**Directions**
Tally the lines with the word "molekülüdür" and report the number alone.
<<<<
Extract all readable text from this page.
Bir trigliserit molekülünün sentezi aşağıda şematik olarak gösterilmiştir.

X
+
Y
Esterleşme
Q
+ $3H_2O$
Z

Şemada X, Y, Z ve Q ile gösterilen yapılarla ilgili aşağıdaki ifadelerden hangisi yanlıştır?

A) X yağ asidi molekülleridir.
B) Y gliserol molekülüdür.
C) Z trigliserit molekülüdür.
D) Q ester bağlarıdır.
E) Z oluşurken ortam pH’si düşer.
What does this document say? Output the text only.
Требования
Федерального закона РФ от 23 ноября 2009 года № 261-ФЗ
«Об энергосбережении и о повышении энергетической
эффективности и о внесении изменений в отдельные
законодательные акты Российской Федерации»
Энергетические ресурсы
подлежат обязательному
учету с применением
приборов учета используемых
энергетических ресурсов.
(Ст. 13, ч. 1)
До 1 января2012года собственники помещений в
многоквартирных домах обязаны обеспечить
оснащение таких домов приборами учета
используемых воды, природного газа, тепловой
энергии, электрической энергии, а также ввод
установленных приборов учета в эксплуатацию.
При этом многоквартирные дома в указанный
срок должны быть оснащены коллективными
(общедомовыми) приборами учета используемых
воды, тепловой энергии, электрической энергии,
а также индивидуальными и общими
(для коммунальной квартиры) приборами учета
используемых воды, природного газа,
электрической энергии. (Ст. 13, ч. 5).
>>>>
**Answer to this exercise**
2